→ AIM
Determine the number of lines in the data that include the word "pont", and write only that number.

→ RECORDS SUPPLIED
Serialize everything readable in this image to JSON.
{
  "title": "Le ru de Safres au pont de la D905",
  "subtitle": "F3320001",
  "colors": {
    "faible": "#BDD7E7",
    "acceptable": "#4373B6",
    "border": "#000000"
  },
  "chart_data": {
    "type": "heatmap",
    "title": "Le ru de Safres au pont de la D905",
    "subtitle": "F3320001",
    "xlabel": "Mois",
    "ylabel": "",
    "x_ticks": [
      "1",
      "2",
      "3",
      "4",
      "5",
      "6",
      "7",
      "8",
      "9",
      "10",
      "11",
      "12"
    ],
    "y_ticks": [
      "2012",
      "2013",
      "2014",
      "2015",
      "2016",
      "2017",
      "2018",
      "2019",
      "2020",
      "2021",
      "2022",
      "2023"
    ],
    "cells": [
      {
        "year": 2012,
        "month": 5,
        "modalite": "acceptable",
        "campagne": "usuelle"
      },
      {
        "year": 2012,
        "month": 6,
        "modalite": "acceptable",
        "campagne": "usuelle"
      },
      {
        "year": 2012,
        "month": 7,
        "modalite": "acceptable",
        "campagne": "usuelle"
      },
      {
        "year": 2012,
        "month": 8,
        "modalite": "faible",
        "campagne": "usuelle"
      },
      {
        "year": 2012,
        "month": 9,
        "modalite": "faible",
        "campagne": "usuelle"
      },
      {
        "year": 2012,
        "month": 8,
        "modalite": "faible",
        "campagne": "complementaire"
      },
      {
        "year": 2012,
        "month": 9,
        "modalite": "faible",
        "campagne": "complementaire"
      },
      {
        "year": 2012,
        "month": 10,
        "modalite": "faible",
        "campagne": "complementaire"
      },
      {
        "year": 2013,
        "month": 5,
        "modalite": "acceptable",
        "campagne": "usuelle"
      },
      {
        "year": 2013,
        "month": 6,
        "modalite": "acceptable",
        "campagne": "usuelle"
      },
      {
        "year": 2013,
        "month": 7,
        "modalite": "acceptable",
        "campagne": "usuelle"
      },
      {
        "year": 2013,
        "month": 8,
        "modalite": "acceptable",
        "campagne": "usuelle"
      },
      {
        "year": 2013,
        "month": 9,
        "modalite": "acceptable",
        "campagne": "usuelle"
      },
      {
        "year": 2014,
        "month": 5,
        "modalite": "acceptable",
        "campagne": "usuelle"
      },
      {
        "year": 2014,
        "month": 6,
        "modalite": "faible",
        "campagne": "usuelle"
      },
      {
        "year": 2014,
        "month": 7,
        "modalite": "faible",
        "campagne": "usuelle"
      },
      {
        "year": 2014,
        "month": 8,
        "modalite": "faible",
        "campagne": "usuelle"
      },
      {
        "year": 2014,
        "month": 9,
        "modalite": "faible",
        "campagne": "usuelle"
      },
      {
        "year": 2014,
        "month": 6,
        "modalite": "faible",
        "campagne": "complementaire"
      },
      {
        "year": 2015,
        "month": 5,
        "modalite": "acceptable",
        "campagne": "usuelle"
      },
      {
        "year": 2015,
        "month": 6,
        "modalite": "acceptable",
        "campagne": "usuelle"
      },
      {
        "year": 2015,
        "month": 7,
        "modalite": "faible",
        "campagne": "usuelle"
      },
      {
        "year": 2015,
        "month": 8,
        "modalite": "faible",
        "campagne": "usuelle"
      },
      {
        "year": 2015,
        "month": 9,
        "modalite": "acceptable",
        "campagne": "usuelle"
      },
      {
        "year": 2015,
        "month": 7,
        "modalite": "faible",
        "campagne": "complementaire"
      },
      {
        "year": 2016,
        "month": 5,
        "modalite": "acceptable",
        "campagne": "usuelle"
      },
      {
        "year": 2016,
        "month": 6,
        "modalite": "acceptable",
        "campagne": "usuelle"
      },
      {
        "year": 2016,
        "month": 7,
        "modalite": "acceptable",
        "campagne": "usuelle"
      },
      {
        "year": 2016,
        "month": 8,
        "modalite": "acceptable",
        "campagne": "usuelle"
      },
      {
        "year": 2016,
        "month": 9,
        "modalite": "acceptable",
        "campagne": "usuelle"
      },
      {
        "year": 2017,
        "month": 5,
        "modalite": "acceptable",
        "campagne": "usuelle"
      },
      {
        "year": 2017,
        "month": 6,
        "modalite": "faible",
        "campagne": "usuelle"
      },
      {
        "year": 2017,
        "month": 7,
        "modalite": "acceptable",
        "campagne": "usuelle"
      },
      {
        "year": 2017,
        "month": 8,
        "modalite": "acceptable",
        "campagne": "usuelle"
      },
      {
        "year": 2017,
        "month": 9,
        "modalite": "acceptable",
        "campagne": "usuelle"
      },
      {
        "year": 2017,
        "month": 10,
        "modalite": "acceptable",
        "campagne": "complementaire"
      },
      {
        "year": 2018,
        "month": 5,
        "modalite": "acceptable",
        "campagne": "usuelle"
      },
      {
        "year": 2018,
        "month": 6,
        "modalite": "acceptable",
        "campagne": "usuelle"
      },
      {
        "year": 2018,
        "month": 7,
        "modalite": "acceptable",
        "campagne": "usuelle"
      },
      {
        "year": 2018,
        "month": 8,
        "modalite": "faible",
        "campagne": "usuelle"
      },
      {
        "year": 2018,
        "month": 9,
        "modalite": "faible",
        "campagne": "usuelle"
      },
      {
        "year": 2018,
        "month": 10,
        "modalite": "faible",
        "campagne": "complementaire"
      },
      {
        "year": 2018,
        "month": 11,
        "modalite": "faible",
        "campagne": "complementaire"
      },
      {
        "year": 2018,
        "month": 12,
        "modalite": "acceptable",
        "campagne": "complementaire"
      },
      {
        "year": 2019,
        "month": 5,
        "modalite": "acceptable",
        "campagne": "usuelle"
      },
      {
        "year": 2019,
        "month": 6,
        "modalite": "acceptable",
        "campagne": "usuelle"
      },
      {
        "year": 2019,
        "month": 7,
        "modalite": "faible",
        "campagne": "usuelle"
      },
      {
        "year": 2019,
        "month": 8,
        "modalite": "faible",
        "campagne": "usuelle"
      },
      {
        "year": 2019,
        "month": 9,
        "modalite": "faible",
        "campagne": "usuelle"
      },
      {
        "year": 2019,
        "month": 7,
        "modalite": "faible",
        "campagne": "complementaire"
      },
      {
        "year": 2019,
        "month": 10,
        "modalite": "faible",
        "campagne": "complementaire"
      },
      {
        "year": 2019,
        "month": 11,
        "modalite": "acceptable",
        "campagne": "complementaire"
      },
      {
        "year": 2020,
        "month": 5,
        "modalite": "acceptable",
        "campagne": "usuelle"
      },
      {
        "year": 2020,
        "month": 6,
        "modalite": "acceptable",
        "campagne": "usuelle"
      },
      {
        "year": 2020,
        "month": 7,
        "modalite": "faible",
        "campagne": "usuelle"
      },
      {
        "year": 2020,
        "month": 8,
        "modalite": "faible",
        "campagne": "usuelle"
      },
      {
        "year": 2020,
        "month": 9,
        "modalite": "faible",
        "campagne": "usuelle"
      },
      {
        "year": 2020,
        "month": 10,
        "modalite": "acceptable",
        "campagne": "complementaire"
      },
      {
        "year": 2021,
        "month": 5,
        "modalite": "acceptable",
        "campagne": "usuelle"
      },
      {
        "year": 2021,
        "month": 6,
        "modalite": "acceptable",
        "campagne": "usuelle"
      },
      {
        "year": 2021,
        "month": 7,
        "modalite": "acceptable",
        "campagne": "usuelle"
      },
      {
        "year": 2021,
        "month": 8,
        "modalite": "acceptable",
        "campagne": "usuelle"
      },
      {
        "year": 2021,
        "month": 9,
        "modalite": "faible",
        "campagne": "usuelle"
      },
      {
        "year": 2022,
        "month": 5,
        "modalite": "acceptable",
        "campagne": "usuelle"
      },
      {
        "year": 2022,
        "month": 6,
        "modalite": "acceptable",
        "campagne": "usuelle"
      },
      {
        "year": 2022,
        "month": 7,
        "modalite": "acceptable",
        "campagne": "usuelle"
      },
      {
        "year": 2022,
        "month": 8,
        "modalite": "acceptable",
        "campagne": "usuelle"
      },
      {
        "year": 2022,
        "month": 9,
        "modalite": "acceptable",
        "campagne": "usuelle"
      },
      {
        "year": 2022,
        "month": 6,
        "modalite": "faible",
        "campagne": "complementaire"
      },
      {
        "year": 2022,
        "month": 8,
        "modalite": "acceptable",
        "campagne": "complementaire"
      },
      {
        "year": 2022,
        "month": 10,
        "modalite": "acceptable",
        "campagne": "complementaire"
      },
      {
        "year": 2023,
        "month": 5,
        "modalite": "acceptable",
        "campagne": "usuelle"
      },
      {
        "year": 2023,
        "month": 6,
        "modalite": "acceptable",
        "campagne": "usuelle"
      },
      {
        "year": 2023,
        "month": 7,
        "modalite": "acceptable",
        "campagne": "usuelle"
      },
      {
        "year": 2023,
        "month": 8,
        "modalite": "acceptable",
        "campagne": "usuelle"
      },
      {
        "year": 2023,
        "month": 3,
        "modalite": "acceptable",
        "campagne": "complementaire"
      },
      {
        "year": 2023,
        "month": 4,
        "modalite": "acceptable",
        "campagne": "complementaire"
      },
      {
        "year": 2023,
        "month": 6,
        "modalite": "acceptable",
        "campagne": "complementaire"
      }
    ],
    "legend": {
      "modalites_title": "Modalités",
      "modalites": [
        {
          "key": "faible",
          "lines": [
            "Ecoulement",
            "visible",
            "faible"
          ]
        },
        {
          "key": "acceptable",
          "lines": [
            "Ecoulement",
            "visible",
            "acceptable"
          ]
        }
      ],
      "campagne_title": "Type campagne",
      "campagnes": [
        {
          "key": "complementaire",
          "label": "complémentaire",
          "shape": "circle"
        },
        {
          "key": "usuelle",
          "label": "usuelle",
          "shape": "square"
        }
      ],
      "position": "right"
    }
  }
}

→ WRITTEN SOLUTION
2